» **TASK STATEMENT**
Without omitting anything, retype the data that follows.

» **SOURCE MATERIAL**
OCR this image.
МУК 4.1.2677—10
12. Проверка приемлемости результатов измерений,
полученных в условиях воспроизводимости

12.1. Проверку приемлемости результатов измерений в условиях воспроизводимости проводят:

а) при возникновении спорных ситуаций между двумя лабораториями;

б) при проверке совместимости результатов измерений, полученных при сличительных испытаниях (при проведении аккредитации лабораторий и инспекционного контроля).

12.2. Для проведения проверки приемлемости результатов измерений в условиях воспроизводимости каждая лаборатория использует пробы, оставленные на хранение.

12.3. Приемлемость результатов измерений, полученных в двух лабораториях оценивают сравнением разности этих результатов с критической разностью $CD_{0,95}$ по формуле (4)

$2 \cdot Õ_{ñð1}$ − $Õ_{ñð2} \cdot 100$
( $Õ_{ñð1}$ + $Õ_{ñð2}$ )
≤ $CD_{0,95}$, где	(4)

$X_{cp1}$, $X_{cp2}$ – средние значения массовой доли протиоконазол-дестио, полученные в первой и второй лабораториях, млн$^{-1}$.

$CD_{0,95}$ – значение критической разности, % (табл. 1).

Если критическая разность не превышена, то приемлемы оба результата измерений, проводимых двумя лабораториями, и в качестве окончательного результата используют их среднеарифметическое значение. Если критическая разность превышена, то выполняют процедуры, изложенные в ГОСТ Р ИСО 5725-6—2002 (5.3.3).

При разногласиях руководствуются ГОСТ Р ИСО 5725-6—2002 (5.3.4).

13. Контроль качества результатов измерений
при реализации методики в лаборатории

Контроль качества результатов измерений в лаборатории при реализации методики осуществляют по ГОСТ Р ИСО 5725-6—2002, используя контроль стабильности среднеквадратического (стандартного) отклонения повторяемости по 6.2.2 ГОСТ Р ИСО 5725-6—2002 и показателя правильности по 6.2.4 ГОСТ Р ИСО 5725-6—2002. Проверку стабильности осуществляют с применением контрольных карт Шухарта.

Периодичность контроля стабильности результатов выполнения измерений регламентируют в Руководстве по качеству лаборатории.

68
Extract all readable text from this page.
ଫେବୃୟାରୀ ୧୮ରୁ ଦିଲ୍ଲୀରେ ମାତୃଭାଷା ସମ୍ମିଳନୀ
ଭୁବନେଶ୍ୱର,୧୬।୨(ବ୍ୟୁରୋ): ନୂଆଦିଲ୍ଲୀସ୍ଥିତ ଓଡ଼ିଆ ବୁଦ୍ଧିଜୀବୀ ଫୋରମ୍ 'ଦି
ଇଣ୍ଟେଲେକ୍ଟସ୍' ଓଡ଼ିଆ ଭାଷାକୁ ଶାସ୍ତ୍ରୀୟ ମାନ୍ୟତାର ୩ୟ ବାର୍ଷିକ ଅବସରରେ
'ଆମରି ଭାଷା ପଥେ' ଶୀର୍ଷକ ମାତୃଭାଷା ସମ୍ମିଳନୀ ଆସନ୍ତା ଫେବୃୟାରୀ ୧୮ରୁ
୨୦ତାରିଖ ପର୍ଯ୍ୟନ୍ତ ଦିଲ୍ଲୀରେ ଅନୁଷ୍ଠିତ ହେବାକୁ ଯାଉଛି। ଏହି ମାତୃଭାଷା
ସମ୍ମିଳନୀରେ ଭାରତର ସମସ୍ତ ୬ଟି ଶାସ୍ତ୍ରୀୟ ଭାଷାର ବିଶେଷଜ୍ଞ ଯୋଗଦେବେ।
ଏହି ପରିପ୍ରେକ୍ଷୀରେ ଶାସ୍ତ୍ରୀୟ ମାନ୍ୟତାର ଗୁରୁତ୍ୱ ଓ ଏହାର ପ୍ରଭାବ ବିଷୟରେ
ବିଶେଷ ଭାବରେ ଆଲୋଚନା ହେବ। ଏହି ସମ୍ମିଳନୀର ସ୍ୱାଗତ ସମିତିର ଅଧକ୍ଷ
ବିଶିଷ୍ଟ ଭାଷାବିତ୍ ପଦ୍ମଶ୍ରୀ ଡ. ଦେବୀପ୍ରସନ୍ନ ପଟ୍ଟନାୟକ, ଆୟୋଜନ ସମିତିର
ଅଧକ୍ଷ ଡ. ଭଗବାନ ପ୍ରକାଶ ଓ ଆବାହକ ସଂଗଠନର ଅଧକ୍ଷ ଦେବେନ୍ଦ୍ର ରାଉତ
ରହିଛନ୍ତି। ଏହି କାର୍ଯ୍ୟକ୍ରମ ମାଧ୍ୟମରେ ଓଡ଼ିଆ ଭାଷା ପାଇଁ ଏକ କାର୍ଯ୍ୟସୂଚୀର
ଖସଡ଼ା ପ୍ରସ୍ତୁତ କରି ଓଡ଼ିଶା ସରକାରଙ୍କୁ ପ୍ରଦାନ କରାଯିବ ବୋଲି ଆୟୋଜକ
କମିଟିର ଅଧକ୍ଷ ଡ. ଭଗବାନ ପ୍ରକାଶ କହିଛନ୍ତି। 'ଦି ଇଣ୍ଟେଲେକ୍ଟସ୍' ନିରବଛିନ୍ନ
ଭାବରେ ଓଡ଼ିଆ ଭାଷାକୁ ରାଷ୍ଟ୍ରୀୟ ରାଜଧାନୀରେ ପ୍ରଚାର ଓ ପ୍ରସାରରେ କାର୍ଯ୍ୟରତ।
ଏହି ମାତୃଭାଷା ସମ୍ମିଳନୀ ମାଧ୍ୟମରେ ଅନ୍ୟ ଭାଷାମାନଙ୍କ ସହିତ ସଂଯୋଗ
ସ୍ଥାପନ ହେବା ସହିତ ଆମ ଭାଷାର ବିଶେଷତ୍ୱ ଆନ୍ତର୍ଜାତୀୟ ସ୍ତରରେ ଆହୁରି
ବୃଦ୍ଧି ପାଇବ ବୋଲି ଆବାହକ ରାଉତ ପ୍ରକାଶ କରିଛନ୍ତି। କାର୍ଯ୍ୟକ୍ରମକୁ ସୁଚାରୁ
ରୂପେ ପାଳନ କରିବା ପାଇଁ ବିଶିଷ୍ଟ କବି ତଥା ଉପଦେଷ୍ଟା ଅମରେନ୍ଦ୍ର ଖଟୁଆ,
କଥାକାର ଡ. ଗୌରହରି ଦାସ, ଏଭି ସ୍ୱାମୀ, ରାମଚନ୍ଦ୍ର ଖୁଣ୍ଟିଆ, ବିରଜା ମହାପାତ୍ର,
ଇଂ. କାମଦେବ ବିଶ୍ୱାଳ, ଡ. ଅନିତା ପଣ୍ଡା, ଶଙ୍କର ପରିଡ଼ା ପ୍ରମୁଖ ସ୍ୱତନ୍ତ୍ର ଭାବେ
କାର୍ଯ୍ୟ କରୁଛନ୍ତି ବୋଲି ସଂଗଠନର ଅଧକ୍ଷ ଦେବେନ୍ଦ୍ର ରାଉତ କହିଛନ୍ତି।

» **ANSWER TO THE PROBLEM**
OCR this image.
МУК 4.1.2677—10
12. Проверка приемлемости результатов измерений,
полученных в условиях воспроизводимости

12.1. Проверку приемлемости результатов измерений в условиях воспроизводимости проводят:

а) при возникновении спорных ситуаций между двумя лабораториями;

б) при проверке совместимости результатов измерений, полученных при сличительных испытаниях (при проведении аккредитации лабораторий и инспекционного контроля).

12.2. Для проведения проверки приемлемости результатов измерений в условиях воспроизводимости каждая лаборатория использует пробы, оставленные на хранение.

12.3. Приемлемость результатов измерений, полученных в двух лабораториях оценивают сравнением разности этих результатов с критической разностью $CD_{0,95}$ по формуле (4)

$2 \cdot Õ_{ñð1}$ − $Õ_{ñð2} \cdot 100$
( $Õ_{ñð1}$ + $Õ_{ñð2}$ )
≤ $CD_{0,95}$, где	(4)

$X_{cp1}$, $X_{cp2}$ – средние значения массовой доли протиоконазол-дестио, полученные в первой и второй лабораториях, млн$^{-1}$.

$CD_{0,95}$ – значение критической разности, % (табл. 1).

Если критическая разность не превышена, то приемлемы оба результата измерений, проводимых двумя лабораториями, и в качестве окончательного результата используют их среднеарифметическое значение. Если критическая разность превышена, то выполняют процедуры, изложенные в ГОСТ Р ИСО 5725-6—2002 (5.3.3).

При разногласиях руководствуются ГОСТ Р ИСО 5725-6—2002 (5.3.4).

13. Контроль качества результатов измерений
при реализации методики в лаборатории

Контроль качества результатов измерений в лаборатории при реализации методики осуществляют по ГОСТ Р ИСО 5725-6—2002, используя контроль стабильности среднеквадратического (стандартного) отклонения повторяемости по 6.2.2 ГОСТ Р ИСО 5725-6—2002 и показателя правильности по 6.2.4 ГОСТ Р ИСО 5725-6—2002. Проверку стабильности осуществляют с применением контрольных карт Шухарта.

Периодичность контроля стабильности результатов выполнения измерений регламентируют в Руководстве по качеству лаборатории.

68
Extract all readable text from this page.
ଫେବୃୟାରୀ ୧୮ରୁ ଦିଲ୍ଲୀରେ ମାତୃଭାଷା ସମ୍ମିଳନୀ
ଭୁବନେଶ୍ୱର,୧୬।୨(ବ୍ୟୁରୋ): ନୂଆଦିଲ୍ଲୀସ୍ଥିତ ଓଡ଼ିଆ ବୁଦ୍ଧିଜୀବୀ ଫୋରମ୍ 'ଦି
ଇଣ୍ଟେଲେକ୍ଟସ୍' ଓଡ଼ିଆ ଭାଷାକୁ ଶାସ୍ତ୍ରୀୟ ମାନ୍ୟତାର ୩ୟ ବାର୍ଷିକ ଅବସରରେ
'ଆମରି ଭାଷା ପଥେ' ଶୀର୍ଷକ ମାତୃଭାଷା ସମ୍ମିଳନୀ ଆସନ୍ତା ଫେବୃୟାରୀ ୧୮ରୁ
୨୦ତାରିଖ ପର୍ଯ୍ୟନ୍ତ ଦିଲ୍ଲୀରେ ଅନୁଷ୍ଠିତ ହେବାକୁ ଯାଉଛି। ଏହି ମାତୃଭାଷା
ସମ୍ମିଳନୀରେ ଭାରତର ସମସ୍ତ ୬ଟି ଶାସ୍ତ୍ରୀୟ ଭାଷାର ବିଶେଷଜ୍ଞ ଯୋଗଦେବେ।
ଏହି ପରିପ୍ରେକ୍ଷୀରେ ଶାସ୍ତ୍ରୀୟ ମାନ୍ୟତାର ଗୁରୁତ୍ୱ ଓ ଏହାର ପ୍ରଭାବ ବିଷୟରେ
ବିଶେଷ ଭାବରେ ଆଲୋଚନା ହେବ। ଏହି ସମ୍ମିଳନୀର ସ୍ୱାଗତ ସମିତିର ଅଧକ୍ଷ
ବିଶିଷ୍ଟ ଭାଷାବିତ୍ ପଦ୍ମଶ୍ରୀ ଡ. ଦେବୀପ୍ରସନ୍ନ ପଟ୍ଟନାୟକ, ଆୟୋଜନ ସମିତିର
ଅଧକ୍ଷ ଡ. ଭଗବାନ ପ୍ରକାଶ ଓ ଆବାହକ ସଂଗଠନର ଅଧକ୍ଷ ଦେବେନ୍ଦ୍ର ରାଉତ
ରହିଛନ୍ତି। ଏହି କାର୍ଯ୍ୟକ୍ରମ ମାଧ୍ୟମରେ ଓଡ଼ିଆ ଭାଷା ପାଇଁ ଏକ କାର୍ଯ୍ୟସୂଚୀର
ଖସଡ଼ା ପ୍ରସ୍ତୁତ କରି ଓଡ଼ିଶା ସରକାରଙ୍କୁ ପ୍ରଦାନ କରାଯିବ ବୋଲି ଆୟୋଜକ
କମିଟିର ଅଧକ୍ଷ ଡ. ଭଗବାନ ପ୍ରକାଶ କହିଛନ୍ତି। 'ଦି ଇଣ୍ଟେଲେକ୍ଟସ୍' ନିରବଛିନ୍ନ
ଭାବରେ ଓଡ଼ିଆ ଭାଷାକୁ ରାଷ୍ଟ୍ରୀୟ ରାଜଧାନୀରେ ପ୍ରଚାର ଓ ପ୍ରସାରରେ କାର୍ଯ୍ୟରତ।
ଏହି ମାତୃଭାଷା ସମ୍ମିଳନୀ ମାଧ୍ୟମରେ ଅନ୍ୟ ଭାଷାମାନଙ୍କ ସହିତ ସଂଯୋଗ
ସ୍ଥାପନ ହେବା ସହିତ ଆମ ଭାଷାର ବିଶେଷତ୍ୱ ଆନ୍ତର୍ଜାତୀୟ ସ୍ତରରେ ଆହୁରି
ବୃଦ୍ଧି ପାଇବ ବୋଲି ଆବାହକ ରାଉତ ପ୍ରକାଶ କରିଛନ୍ତି। କାର୍ଯ୍ୟକ୍ରମକୁ ସୁଚାରୁ
ରୂପେ ପାଳନ କରିବା ପାଇଁ ବିଶିଷ୍ଟ କବି ତଥା ଉପଦେଷ୍ଟା ଅମରେନ୍ଦ୍ର ଖଟୁଆ,
କଥାକାର ଡ. ଗୌରହରି ଦାସ, ଏଭି ସ୍ୱାମୀ, ରାମଚନ୍ଦ୍ର ଖୁଣ୍ଟିଆ, ବିରଜା ମହାପାତ୍ର,
ଇଂ. କାମଦେବ ବିଶ୍ୱାଳ, ଡ. ଅନିତା ପଣ୍ଡା, ଶଙ୍କର ପରିଡ଼ା ପ୍ରମୁଖ ସ୍ୱତନ୍ତ୍ର ଭାବେ
କାର୍ଯ୍ୟ କରୁଛନ୍ତି ବୋଲି ସଂଗଠନର ଅଧକ୍ଷ ଦେବେନ୍ଦ୍ର ରାଉତ କହିଛନ୍ତି।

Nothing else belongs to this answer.